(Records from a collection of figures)
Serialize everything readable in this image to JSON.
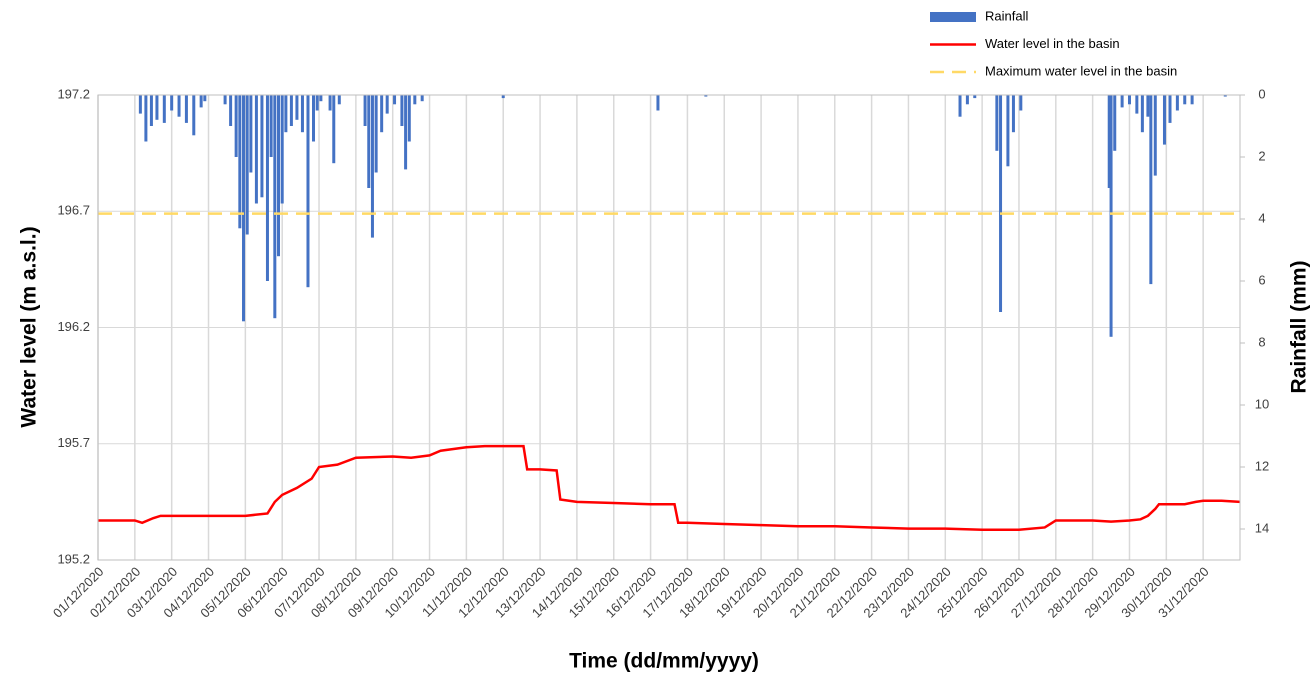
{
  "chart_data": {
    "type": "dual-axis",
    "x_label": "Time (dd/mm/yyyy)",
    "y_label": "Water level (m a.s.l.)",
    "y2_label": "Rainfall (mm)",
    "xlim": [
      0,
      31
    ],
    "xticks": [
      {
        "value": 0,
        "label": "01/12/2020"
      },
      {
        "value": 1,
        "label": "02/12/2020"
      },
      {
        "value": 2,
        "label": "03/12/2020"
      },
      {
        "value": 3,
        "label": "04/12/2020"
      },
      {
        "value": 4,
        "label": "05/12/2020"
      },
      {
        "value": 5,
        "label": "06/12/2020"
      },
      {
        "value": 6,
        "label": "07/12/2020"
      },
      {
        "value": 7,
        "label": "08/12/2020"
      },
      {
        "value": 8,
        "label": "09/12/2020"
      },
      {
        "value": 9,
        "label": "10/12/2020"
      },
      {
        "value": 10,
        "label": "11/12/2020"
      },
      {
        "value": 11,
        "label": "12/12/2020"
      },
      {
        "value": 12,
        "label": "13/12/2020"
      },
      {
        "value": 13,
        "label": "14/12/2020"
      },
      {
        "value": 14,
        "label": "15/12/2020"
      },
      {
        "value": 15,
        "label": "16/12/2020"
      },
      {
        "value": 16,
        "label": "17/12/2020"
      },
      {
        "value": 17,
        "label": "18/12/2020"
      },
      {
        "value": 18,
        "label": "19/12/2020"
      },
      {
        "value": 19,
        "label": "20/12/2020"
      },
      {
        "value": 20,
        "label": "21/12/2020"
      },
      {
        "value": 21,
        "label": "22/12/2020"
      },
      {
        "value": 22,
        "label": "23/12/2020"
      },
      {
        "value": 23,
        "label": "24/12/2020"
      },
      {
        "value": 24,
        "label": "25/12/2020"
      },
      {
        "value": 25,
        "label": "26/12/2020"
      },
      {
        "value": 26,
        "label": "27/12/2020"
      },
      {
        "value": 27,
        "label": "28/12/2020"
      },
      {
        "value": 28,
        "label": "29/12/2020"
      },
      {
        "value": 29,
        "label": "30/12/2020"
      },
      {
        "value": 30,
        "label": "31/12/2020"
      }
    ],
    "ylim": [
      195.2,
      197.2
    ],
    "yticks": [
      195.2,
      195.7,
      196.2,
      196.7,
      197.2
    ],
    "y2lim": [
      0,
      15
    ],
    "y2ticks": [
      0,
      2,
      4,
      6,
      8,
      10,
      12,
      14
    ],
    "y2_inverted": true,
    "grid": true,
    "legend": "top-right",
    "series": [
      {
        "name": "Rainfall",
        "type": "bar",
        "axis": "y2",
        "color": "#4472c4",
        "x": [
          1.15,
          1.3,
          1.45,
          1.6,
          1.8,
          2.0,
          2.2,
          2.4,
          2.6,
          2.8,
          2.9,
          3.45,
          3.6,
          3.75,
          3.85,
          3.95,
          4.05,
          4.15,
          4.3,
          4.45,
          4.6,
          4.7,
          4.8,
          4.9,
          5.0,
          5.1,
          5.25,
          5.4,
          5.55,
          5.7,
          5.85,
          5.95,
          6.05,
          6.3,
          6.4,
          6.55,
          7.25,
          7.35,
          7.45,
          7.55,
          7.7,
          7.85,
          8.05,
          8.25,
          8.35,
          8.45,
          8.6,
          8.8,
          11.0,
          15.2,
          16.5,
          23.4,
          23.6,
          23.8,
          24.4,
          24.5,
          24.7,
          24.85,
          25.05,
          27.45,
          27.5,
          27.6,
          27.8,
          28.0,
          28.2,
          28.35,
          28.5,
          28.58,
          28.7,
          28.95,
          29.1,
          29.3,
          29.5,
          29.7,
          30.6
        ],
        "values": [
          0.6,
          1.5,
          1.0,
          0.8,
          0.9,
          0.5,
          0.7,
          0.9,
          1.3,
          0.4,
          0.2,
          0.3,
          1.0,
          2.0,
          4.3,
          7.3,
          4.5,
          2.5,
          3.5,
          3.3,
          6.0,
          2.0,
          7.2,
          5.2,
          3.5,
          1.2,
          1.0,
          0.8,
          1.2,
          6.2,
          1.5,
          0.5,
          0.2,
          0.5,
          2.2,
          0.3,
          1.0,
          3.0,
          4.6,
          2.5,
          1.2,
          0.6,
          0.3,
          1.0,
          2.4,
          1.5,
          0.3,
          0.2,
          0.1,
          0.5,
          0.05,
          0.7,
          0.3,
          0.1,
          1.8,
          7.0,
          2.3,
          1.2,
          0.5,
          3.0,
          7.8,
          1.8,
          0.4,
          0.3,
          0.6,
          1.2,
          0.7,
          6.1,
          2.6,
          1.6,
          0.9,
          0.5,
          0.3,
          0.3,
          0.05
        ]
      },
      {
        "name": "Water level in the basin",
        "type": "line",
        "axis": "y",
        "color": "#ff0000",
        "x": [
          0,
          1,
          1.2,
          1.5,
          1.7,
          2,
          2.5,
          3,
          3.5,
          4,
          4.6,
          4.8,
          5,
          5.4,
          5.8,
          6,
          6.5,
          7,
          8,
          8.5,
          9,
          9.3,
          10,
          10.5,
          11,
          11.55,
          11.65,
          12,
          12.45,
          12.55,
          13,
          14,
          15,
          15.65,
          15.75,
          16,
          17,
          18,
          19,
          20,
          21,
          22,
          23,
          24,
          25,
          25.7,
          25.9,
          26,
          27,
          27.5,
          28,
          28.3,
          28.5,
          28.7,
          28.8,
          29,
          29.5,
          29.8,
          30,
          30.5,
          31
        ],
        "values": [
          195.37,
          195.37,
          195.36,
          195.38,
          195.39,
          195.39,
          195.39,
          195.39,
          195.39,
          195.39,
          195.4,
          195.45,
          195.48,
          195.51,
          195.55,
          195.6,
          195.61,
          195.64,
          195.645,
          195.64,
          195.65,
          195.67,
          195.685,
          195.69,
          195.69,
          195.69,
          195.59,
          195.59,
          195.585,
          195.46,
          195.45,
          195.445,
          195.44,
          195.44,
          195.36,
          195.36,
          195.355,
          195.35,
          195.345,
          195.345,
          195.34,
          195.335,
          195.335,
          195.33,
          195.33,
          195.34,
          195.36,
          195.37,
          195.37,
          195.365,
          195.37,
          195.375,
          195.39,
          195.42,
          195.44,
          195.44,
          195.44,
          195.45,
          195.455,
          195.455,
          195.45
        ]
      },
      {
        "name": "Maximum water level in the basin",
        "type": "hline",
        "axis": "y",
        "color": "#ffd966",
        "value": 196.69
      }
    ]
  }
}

◆ GIVEN INSTRUCTION
Determine the number of lines in the records that include the string "type", and respond with that number only.

◆ RESPONSE BELOW
4